(Data entries)
※ ※ ※

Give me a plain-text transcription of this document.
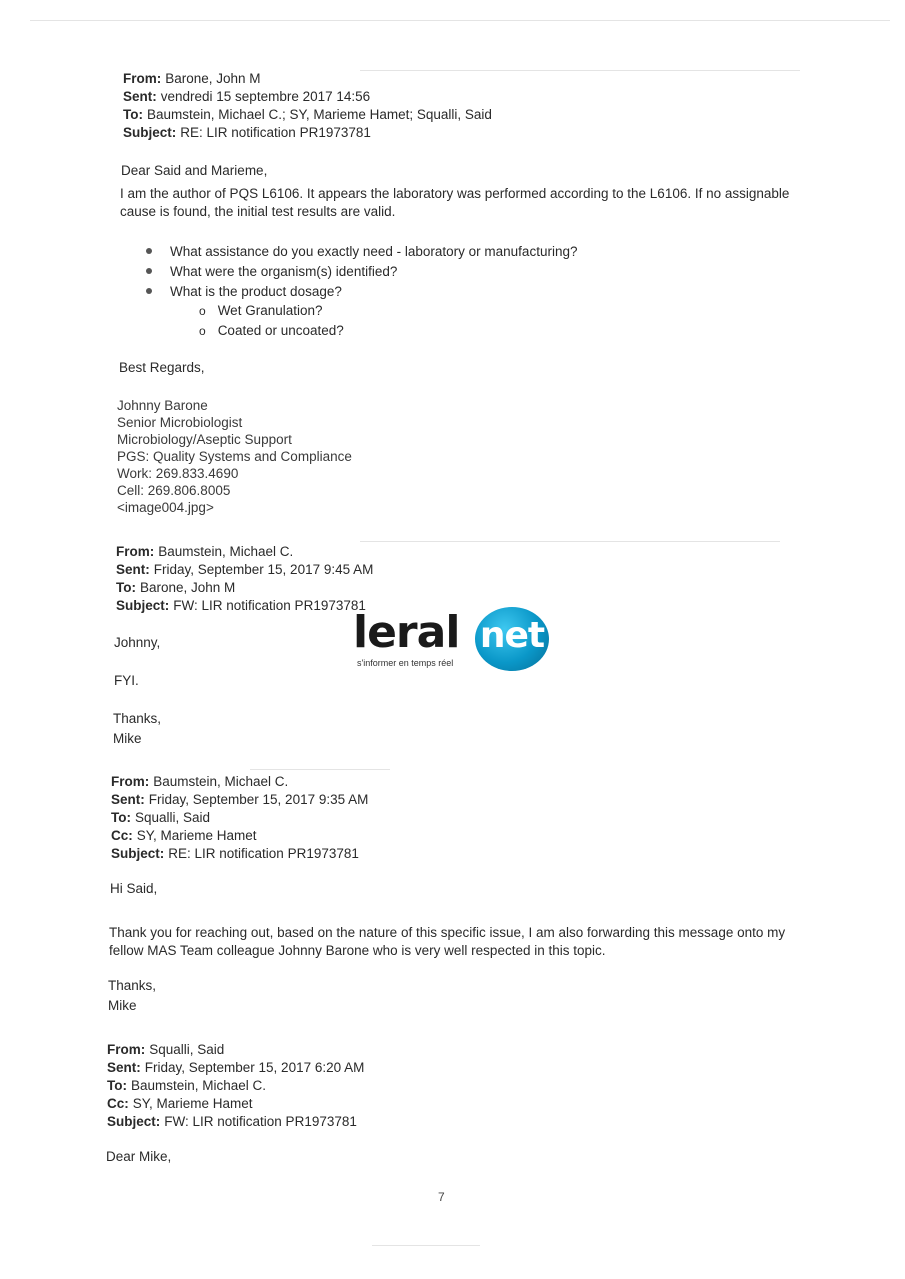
From: Barone, John M
Sent: vendredi 15 septembre 2017 14:56
To: Baumstein, Michael C.; SY, Marieme Hamet; Squalli, Said
Subject: RE: LIR notification PR1973781
Dear Said and Marieme,
I am the author of PQS L6106. It appears the laboratory was performed according to the L6106. If no assignable cause is found, the initial test results are valid.
What assistance do you exactly need - laboratory or manufacturing?
What were the organism(s) identified?
What is the product dosage?
o Wet Granulation?
o Coated or uncoated?
Best Regards,
Johnny Barone
Senior Microbiologist
Microbiology/Aseptic Support
PGS: Quality Systems and Compliance
Work: 269.833.4690
Cell: 269.806.8005
<image004.jpg>
From: Baumstein, Michael C.
Sent: Friday, September 15, 2017 9:45 AM
To: Barone, John M
Subject: FW: LIR notification PR1973781
Johnny,	leral net
s'informer en temps réel
FYI.
Thanks,
Mike
From: Baumstein, Michael C.
Sent: Friday, September 15, 2017 9:35 AM
To: Squalli, Said
Cc: SY, Marieme Hamet
Subject: RE: LIR notification PR1973781
Hi Said,
Thank you for reaching out, based on the nature of this specific issue, I am also forwarding this message onto my fellow MAS Team colleague Johnny Barone who is very well respected in this topic.
Thanks,
Mike
From: Squalli, Said
Sent: Friday, September 15, 2017 6:20 AM
To: Baumstein, Michael C.
Cc: SY, Marieme Hamet
Subject: FW: LIR notification PR1973781
Dear Mike,
7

※ ※ ※

#### EXERCISE PROMPT:
Print all entries exactly. The images do not belong in the copy.

#### RESULT FOR THIS TASK:
Give me a plain-text transcription of this document.
From: Barone, John M
Sent: vendredi 15 septembre 2017 14:56
To: Baumstein, Michael C.; SY, Marieme Hamet; Squalli, Said
Subject: RE: LIR notification PR1973781
Dear Said and Marieme,
I am the author of PQS L6106. It appears the laboratory was performed according to the L6106. If no assignable cause is found, the initial test results are valid.
What assistance do you exactly need - laboratory or manufacturing?
What were the organism(s) identified?
What is the product dosage?
o Wet Granulation?
o Coated or uncoated?
Best Regards,
Johnny Barone
Senior Microbiologist
Microbiology/Aseptic Support
PGS: Quality Systems and Compliance
Work: 269.833.4690
Cell: 269.806.8005
<image004.jpg>
From: Baumstein, Michael C.
Sent: Friday, September 15, 2017 9:45 AM
To: Barone, John M
Subject: FW: LIR notification PR1973781
Johnny,	leral net
s'informer en temps réel
FYI.
Thanks,
Mike
From: Baumstein, Michael C.
Sent: Friday, September 15, 2017 9:35 AM
To: Squalli, Said
Cc: SY, Marieme Hamet
Subject: RE: LIR notification PR1973781
Hi Said,
Thank you for reaching out, based on the nature of this specific issue, I am also forwarding this message onto my fellow MAS Team colleague Johnny Barone who is very well respected in this topic.
Thanks,
Mike
From: Squalli, Said
Sent: Friday, September 15, 2017 6:20 AM
To: Baumstein, Michael C.
Cc: SY, Marieme Hamet
Subject: FW: LIR notification PR1973781
Dear Mike,
7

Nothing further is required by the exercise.